_Your task:_ Provide nothing beyond the count of lines that include the string "Study".

_Provided records:_
** begin **
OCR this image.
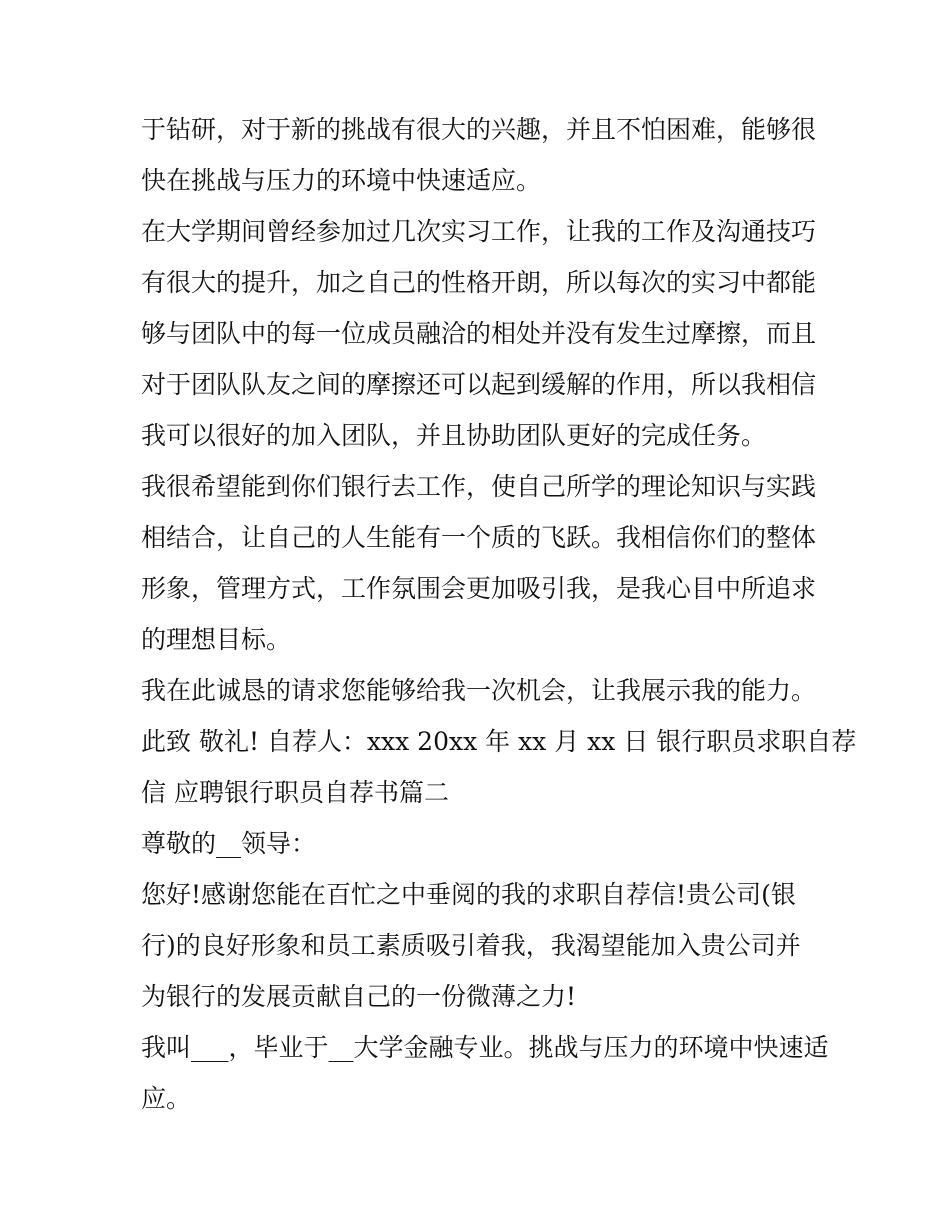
于钻研，对于新的挑战有很大的兴趣，并且不怕困难，能够很
快在挑战与压力的环境中快速适应。
在大学期间曾经参加过几次实习工作，让我的工作及沟通技巧
有很大的提升，加之自己的性格开朗，所以每次的实习中都能
够与团队中的每一位成员融洽的相处并没有发生过摩擦，而且
对于团队队友之间的摩擦还可以起到缓解的作用，所以我相信
我可以很好的加入团队，并且协助团队更好的完成任务。
我很希望能到你们银行去工作，使自己所学的理论知识与实践
相结合，让自己的人生能有一个质的飞跃。我相信你们的整体
形象，管理方式，工作氛围会更加吸引我，是我心目中所追求
的理想目标。
我在此诚恳的请求您能够给我一次机会，让我展示我的能力。
此致 敬礼! 自荐人：xxx 20xx 年 xx 月 xx 日 银行职员求职自荐
信 应聘银行职员自荐书篇二
尊敬的__领导：
您好!感谢您能在百忙之中垂阅的我的求职自荐信!贵公司(银
行)的良好形象和员工素质吸引着我，我渴望能加入贵公司并
为银行的发展贡献自己的一份微薄之力!
我叫___，毕业于__大学金融专业。挑战与压力的环境中快速适
应。
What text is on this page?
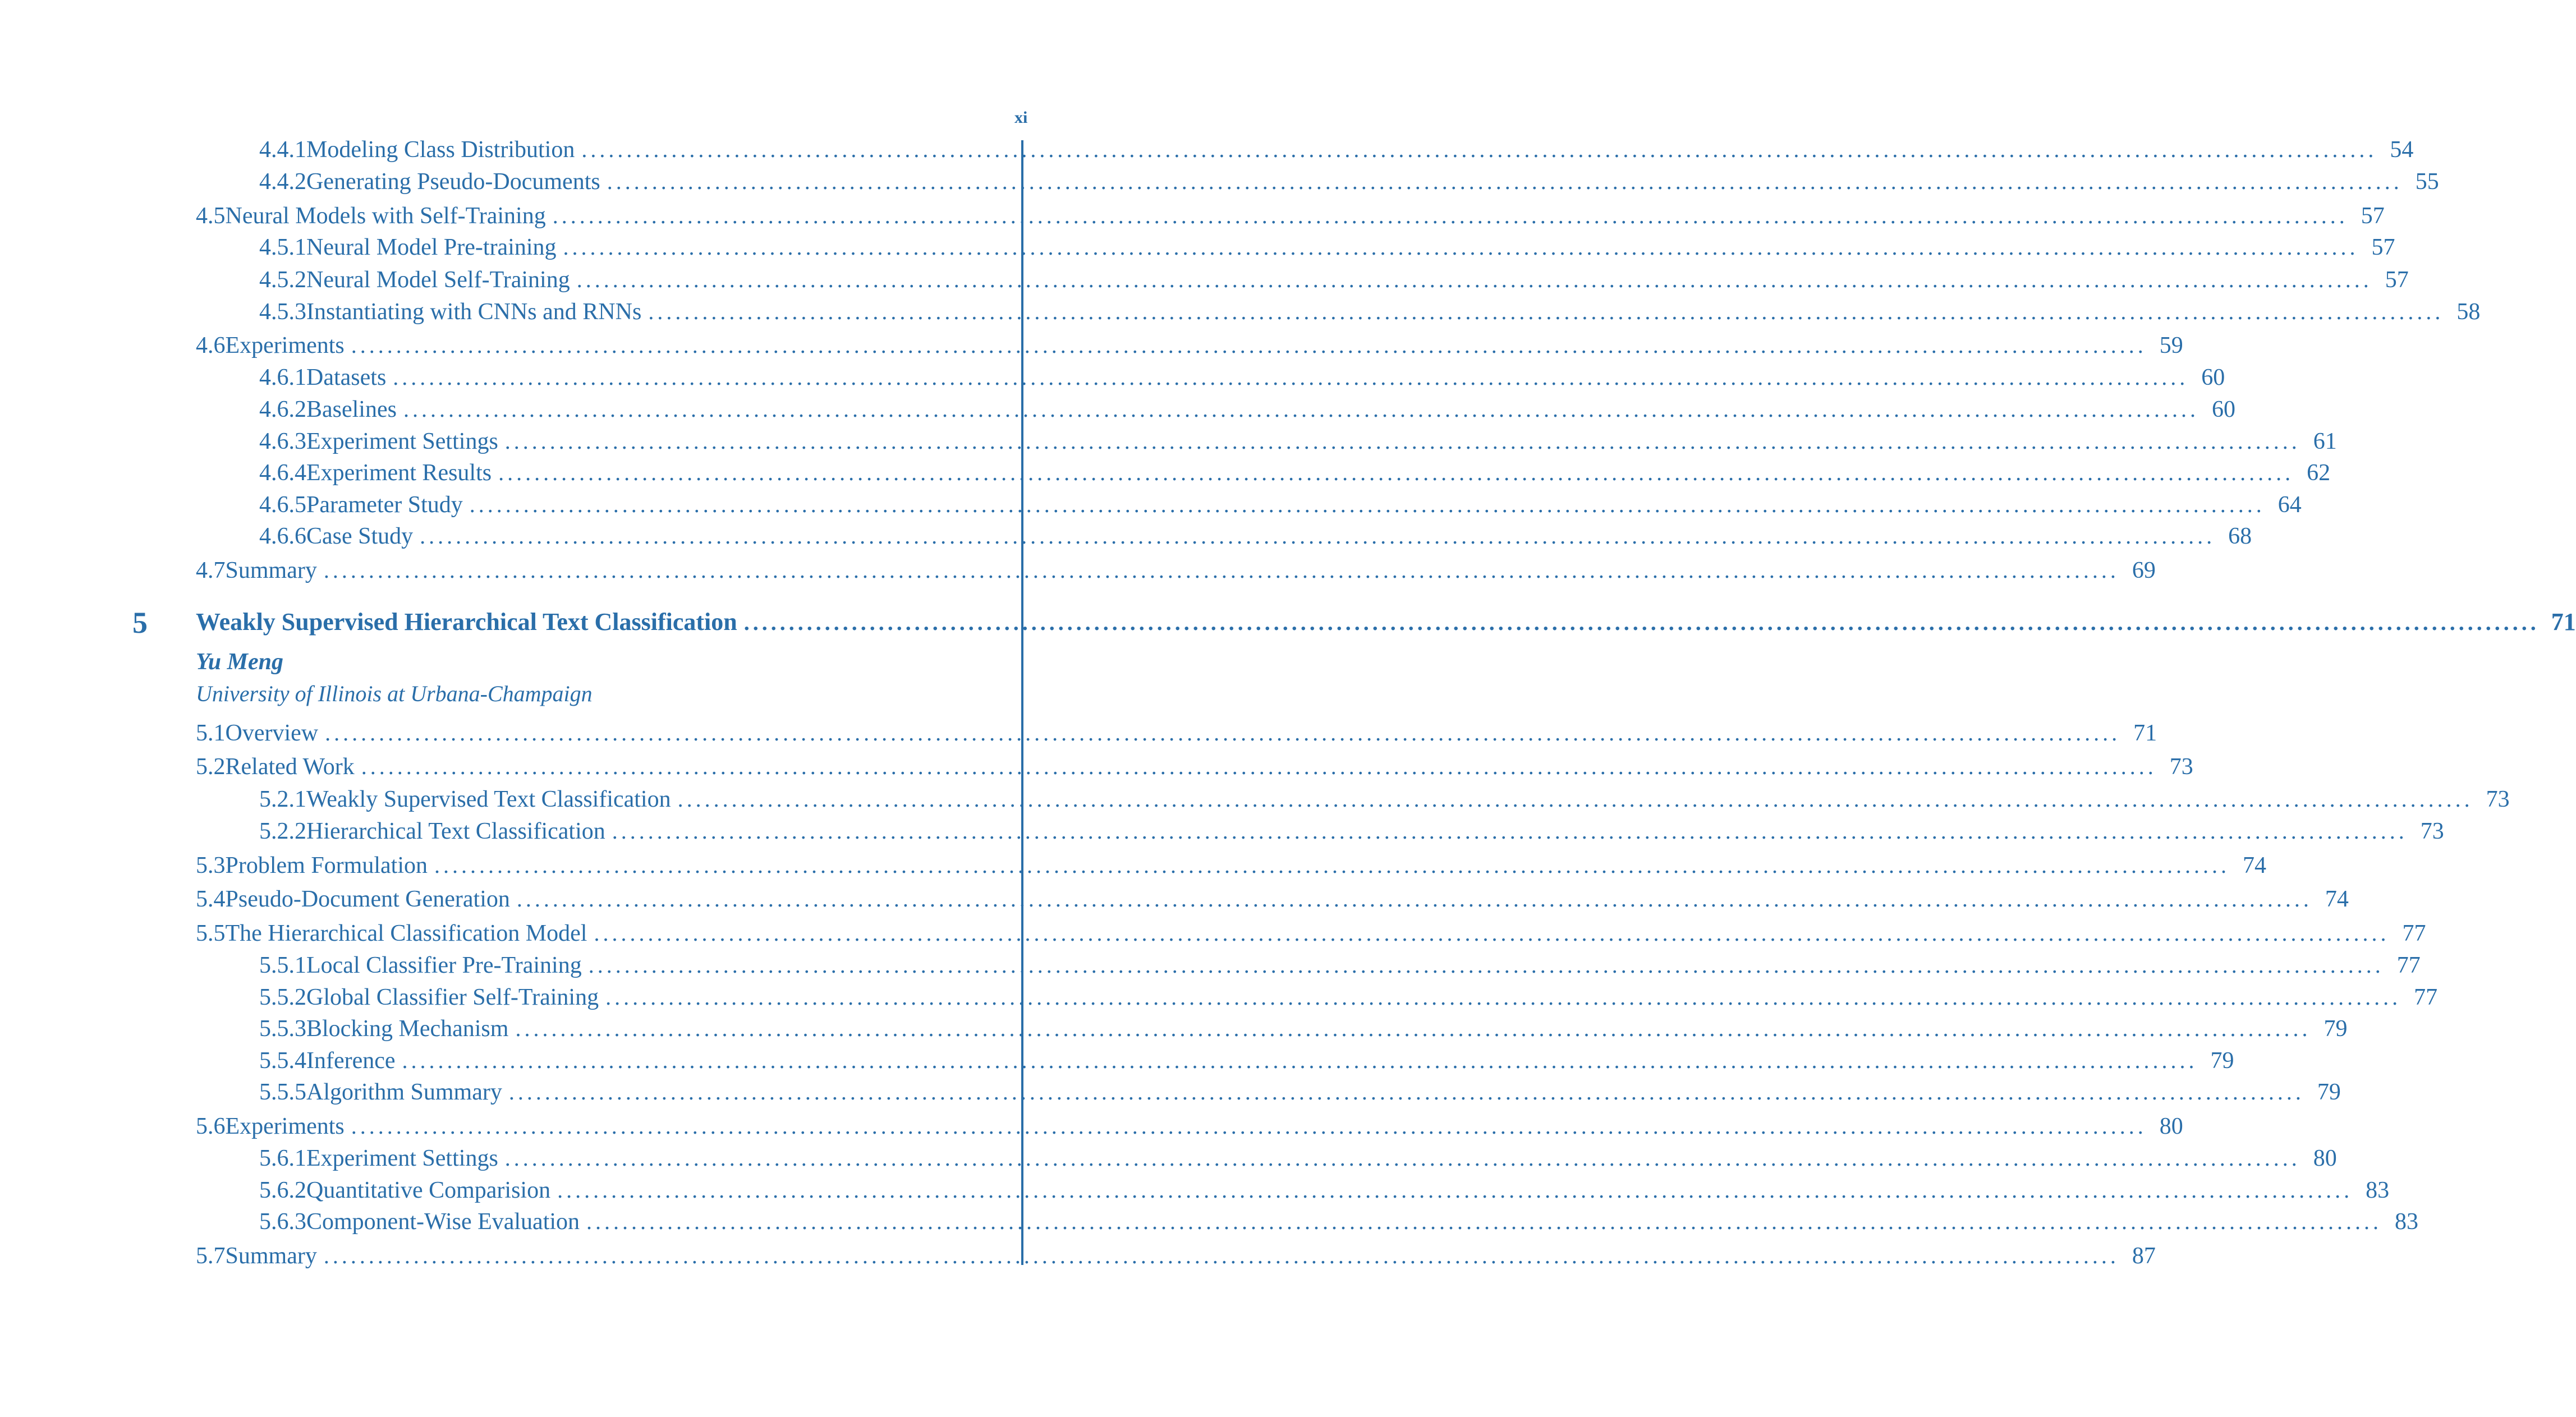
xi
4.4.1 Modeling Class Distribution ........................................................................................................................................................................................................ 54
4.4.2 Generating Pseudo-Documents ........................................................................................................................................................................................................ 55
4.5 Neural Models with Self-Training ........................................................................................................................................................................................................ 57
4.5.1 Neural Model Pre-training ........................................................................................................................................................................................................ 57
4.5.2 Neural Model Self-Training ........................................................................................................................................................................................................ 57
4.5.3 Instantiating with CNNs and RNNs ........................................................................................................................................................................................................ 58
4.6 Experiments ........................................................................................................................................................................................................ 59
4.6.1 Datasets ........................................................................................................................................................................................................ 60
4.6.2 Baselines ........................................................................................................................................................................................................ 60
4.6.3 Experiment Settings ........................................................................................................................................................................................................ 61
4.6.4 Experiment Results ........................................................................................................................................................................................................ 62
4.6.5 Parameter Study ........................................................................................................................................................................................................ 64
4.6.6 Case Study ........................................................................................................................................................................................................ 68
4.7 Summary ........................................................................................................................................................................................................ 69
5 Weakly Supervised Hierarchical Text Classification ........................................................................................................................................................................................................ 71
Yu Meng
University of Illinois at Urbana-Champaign
5.1 Overview ........................................................................................................................................................................................................ 71
5.2 Related Work ........................................................................................................................................................................................................ 73
5.2.1 Weakly Supervised Text Classification ........................................................................................................................................................................................................ 73
5.2.2 Hierarchical Text Classification ........................................................................................................................................................................................................ 73
5.3 Problem Formulation ........................................................................................................................................................................................................ 74
5.4 Pseudo-Document Generation ........................................................................................................................................................................................................ 74
5.5 The Hierarchical Classification Model ........................................................................................................................................................................................................ 77
5.5.1 Local Classifier Pre-Training ........................................................................................................................................................................................................ 77
5.5.2 Global Classifier Self-Training ........................................................................................................................................................................................................ 77
5.5.3 Blocking Mechanism ........................................................................................................................................................................................................ 79
5.5.4 Inference ........................................................................................................................................................................................................ 79
5.5.5 Algorithm Summary ........................................................................................................................................................................................................ 79
5.6 Experiments ........................................................................................................................................................................................................ 80
5.6.1 Experiment Settings ........................................................................................................................................................................................................ 80
5.6.2 Quantitative Comparision ........................................................................................................................................................................................................ 83
5.6.3 Component-Wise Evaluation ........................................................................................................................................................................................................ 83
5.7 Summary ........................................................................................................................................................................................................ 87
** end **
_Task solution:_ 2